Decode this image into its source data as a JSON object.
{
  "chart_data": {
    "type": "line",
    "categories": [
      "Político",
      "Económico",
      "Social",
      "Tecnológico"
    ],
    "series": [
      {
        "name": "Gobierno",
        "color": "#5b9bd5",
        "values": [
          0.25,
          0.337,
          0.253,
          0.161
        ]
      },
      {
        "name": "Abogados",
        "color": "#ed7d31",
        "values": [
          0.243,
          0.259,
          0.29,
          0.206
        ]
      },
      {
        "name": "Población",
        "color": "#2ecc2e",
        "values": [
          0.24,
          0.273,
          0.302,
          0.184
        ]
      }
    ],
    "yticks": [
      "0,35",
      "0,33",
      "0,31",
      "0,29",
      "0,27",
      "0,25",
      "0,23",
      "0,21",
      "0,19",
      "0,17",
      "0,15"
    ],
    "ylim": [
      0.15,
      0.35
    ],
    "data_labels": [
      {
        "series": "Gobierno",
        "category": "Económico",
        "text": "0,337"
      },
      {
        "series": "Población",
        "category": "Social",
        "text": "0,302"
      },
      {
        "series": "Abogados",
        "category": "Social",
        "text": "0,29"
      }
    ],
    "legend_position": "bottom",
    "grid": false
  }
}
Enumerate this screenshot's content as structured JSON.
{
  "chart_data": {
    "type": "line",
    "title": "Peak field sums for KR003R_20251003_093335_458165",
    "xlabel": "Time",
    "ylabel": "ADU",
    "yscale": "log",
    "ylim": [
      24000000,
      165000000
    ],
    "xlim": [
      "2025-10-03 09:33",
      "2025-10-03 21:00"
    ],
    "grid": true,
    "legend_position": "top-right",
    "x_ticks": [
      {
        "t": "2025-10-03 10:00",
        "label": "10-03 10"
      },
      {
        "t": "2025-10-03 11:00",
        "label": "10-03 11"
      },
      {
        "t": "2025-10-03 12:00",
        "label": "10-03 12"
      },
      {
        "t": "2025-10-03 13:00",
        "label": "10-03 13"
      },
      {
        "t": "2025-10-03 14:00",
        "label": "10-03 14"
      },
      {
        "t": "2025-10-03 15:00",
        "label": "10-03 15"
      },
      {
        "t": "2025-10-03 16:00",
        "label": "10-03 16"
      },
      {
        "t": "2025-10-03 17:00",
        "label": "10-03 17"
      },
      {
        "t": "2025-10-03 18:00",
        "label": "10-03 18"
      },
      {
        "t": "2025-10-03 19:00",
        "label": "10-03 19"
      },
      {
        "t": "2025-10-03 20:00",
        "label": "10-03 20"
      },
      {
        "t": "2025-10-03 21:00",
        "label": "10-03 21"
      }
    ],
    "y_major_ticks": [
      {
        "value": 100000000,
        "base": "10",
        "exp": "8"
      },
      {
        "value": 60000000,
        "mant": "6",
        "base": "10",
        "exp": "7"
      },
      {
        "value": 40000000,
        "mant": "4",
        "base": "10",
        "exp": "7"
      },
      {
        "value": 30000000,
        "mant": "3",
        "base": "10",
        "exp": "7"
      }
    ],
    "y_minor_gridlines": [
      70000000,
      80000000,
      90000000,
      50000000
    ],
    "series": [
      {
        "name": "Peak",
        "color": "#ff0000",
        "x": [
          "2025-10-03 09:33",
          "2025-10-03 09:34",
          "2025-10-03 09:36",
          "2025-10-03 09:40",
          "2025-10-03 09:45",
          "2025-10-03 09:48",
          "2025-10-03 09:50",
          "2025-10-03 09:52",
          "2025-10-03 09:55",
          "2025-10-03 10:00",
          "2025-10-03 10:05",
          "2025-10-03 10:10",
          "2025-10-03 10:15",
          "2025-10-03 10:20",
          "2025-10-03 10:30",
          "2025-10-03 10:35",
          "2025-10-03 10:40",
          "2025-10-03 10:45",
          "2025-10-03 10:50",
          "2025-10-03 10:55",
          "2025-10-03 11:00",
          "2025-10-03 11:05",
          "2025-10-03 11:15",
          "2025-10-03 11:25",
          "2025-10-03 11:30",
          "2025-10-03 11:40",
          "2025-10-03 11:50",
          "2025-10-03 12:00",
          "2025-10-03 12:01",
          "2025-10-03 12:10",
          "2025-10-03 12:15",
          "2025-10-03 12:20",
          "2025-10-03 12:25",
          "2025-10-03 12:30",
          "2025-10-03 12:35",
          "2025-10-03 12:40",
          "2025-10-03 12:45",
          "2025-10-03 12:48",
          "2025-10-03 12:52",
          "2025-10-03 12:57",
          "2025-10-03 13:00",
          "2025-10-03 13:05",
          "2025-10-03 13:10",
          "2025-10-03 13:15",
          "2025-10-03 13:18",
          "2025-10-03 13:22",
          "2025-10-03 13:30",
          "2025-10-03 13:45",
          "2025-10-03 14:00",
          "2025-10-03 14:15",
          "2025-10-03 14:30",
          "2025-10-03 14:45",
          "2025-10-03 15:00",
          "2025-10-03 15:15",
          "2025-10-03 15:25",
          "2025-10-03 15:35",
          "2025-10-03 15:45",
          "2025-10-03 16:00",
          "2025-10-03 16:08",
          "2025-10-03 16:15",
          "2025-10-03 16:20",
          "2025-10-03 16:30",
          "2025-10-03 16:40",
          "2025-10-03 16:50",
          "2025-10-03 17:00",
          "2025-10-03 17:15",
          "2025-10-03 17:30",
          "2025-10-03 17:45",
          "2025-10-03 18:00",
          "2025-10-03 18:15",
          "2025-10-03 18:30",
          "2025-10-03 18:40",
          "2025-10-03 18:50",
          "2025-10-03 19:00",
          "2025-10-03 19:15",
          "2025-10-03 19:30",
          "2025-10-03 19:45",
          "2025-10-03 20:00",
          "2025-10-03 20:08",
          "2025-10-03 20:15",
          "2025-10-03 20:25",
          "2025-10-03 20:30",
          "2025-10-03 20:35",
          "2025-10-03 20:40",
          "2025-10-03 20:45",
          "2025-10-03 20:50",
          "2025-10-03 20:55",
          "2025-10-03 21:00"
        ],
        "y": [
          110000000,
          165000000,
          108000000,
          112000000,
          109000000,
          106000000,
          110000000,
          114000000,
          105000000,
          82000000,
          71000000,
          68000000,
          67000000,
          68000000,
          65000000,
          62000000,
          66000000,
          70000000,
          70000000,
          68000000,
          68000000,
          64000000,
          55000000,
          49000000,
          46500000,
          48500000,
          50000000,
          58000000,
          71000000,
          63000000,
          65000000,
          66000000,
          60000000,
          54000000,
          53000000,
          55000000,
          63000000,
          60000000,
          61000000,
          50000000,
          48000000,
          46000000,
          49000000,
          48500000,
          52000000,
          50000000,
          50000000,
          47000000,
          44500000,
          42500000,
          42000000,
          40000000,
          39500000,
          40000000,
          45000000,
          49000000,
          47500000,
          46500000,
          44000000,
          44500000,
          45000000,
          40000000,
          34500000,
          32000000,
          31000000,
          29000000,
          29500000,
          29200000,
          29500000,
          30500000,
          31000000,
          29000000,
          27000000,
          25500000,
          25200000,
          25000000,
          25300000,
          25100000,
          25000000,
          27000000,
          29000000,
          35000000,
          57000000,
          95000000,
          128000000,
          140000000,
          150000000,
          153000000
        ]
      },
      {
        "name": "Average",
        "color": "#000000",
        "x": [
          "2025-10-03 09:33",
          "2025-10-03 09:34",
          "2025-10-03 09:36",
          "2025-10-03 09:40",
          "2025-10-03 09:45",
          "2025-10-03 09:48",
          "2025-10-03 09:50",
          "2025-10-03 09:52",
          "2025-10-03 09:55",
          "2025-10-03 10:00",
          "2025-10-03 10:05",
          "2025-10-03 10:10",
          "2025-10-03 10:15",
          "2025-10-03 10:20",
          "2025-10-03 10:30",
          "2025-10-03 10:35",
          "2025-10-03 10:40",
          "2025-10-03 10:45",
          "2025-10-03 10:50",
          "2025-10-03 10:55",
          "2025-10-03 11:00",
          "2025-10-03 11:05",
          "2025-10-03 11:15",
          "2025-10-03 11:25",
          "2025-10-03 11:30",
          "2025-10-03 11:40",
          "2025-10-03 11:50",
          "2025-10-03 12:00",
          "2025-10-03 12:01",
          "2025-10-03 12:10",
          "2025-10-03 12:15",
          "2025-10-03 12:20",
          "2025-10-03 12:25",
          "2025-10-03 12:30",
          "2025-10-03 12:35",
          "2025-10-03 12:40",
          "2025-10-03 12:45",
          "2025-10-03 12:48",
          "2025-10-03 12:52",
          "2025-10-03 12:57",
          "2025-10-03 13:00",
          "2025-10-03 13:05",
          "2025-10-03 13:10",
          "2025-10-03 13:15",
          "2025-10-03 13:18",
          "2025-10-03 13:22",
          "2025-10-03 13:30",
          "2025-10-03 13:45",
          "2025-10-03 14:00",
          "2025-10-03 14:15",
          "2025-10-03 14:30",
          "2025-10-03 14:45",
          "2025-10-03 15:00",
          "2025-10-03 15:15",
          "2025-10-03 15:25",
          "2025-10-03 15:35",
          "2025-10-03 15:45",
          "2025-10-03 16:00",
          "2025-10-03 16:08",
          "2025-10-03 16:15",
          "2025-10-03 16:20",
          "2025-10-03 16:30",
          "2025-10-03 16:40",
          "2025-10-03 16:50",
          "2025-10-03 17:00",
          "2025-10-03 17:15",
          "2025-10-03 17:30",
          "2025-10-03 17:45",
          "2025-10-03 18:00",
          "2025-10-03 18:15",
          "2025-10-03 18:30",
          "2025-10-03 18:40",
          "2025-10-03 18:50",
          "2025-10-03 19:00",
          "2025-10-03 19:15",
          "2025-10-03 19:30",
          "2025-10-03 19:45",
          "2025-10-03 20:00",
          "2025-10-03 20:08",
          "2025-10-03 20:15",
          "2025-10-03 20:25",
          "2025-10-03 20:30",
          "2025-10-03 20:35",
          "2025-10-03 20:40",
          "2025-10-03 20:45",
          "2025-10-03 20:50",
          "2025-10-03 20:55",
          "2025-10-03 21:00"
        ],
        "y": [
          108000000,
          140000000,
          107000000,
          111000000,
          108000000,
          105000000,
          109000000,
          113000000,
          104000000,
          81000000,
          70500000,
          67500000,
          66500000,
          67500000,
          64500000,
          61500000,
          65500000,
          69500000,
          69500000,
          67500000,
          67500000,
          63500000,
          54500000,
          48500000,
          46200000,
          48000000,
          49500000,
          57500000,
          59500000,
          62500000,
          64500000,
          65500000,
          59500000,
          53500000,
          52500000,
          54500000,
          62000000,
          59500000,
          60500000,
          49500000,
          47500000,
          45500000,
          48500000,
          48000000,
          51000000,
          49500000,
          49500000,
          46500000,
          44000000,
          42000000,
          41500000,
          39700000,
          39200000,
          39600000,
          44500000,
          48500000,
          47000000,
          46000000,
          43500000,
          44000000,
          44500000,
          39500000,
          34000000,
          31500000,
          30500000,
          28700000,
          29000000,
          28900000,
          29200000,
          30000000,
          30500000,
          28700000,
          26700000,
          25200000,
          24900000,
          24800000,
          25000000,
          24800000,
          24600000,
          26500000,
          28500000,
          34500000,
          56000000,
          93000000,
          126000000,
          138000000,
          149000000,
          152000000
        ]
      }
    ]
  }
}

-------

| TASK BRIEF |
Report the number of lines in the listing where the string "Peak" appears, and nothing besides.

| EXPECTED OUTPUT |
2